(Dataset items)
****************************************
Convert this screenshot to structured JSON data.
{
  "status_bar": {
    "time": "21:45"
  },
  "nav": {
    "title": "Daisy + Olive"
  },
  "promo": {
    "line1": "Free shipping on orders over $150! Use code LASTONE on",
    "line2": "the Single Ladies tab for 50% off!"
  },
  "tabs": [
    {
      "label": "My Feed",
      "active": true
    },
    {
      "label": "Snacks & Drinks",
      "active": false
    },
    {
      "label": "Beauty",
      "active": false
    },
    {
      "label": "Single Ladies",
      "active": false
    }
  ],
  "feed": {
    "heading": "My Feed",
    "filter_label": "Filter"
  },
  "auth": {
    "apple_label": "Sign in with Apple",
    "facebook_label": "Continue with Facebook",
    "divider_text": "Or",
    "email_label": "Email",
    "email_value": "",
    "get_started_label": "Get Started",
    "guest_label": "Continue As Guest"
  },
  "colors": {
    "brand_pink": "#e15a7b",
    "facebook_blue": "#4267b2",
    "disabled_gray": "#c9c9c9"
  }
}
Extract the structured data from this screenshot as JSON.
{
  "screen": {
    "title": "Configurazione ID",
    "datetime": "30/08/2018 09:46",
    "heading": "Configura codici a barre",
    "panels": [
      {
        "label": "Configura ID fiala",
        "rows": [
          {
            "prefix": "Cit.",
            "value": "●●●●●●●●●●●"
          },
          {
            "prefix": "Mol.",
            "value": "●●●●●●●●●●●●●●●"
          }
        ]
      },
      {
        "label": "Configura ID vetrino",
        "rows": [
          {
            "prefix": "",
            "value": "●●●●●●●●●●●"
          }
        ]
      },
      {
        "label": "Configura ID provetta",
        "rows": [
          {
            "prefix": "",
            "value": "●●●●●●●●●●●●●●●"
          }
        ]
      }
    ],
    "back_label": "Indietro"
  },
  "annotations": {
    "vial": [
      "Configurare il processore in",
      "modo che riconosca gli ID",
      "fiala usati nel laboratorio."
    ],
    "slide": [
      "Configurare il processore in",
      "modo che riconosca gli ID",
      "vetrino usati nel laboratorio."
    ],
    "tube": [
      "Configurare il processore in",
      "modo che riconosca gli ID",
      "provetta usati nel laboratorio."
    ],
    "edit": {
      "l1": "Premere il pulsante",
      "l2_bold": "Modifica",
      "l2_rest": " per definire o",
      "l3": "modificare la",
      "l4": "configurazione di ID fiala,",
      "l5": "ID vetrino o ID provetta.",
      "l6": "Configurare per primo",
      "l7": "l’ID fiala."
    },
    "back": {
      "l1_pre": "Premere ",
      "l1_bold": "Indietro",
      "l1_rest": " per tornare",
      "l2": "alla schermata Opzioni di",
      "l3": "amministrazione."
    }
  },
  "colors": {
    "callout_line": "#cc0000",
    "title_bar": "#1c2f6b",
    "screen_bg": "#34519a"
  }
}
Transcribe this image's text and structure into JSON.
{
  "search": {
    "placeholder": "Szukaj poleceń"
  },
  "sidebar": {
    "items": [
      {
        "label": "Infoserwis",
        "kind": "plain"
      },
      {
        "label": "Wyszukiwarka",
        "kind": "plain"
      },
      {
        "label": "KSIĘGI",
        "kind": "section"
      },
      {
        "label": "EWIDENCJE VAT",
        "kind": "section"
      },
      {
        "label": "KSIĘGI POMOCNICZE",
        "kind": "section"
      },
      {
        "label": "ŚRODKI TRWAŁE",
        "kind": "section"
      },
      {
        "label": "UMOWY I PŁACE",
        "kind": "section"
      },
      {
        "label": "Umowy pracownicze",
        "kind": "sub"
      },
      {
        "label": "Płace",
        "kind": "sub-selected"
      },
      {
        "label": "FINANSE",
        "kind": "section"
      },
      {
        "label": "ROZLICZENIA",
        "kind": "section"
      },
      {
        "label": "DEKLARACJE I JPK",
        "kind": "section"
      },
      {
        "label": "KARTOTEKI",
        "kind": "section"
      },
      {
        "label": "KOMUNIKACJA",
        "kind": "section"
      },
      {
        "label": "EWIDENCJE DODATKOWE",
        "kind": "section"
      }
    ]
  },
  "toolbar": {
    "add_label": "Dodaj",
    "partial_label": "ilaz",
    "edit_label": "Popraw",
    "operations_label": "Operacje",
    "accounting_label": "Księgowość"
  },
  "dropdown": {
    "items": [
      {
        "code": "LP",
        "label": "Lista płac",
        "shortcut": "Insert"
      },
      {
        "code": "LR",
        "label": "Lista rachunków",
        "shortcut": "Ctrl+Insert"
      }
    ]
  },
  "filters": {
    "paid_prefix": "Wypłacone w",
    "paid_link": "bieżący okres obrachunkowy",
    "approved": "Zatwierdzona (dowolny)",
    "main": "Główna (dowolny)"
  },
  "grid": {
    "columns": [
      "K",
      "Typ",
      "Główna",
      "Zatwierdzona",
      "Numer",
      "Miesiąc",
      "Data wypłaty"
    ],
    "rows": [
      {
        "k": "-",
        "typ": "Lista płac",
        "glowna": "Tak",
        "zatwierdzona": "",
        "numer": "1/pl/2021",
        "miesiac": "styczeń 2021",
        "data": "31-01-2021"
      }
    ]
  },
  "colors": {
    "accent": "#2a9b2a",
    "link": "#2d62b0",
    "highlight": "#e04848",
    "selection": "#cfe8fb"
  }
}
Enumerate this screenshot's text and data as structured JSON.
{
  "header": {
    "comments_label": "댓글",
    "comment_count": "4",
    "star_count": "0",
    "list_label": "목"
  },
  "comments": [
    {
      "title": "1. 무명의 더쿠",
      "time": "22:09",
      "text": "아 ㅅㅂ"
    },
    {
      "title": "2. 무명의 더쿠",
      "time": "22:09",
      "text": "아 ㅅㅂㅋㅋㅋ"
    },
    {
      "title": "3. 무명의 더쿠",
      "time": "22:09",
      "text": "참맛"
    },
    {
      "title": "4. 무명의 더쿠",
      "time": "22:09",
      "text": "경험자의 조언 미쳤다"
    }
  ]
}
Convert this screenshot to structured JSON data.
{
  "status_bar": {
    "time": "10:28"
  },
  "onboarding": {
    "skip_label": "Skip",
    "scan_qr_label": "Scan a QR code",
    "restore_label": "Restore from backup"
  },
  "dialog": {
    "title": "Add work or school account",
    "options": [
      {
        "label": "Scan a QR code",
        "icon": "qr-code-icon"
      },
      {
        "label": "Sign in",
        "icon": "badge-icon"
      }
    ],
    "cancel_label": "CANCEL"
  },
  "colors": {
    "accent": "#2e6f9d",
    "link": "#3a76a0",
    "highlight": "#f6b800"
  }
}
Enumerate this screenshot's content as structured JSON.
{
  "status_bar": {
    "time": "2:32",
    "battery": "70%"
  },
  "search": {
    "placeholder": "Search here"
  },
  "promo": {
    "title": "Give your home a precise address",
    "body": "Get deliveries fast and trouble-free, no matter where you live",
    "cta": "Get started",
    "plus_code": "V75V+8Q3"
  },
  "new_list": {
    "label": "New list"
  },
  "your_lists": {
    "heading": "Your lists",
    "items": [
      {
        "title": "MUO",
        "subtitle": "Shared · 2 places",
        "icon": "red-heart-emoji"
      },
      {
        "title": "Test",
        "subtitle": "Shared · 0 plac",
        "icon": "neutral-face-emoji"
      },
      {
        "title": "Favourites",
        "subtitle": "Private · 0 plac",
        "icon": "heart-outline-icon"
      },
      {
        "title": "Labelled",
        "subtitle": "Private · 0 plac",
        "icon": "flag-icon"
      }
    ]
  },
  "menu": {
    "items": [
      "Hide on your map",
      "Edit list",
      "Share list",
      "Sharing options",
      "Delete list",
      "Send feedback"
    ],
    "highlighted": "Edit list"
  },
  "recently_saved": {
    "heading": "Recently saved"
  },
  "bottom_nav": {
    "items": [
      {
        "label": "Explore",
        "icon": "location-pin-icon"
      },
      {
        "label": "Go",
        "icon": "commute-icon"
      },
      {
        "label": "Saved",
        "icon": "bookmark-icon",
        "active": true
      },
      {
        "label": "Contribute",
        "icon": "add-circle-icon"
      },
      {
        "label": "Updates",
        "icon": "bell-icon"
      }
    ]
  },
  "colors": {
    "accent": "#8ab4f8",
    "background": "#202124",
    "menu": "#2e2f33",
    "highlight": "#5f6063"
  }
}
****************************************
*What is expected*:
Where a line of the material above holds the string "structured", copy that line.

*Response to this task*:
Convert this screenshot to structured JSON data.
Extract the structured data from this screenshot as JSON.
Enumerate this screenshot's text and data as structured JSON.
Convert this screenshot to structured JSON data.
Enumerate this screenshot's content as structured JSON.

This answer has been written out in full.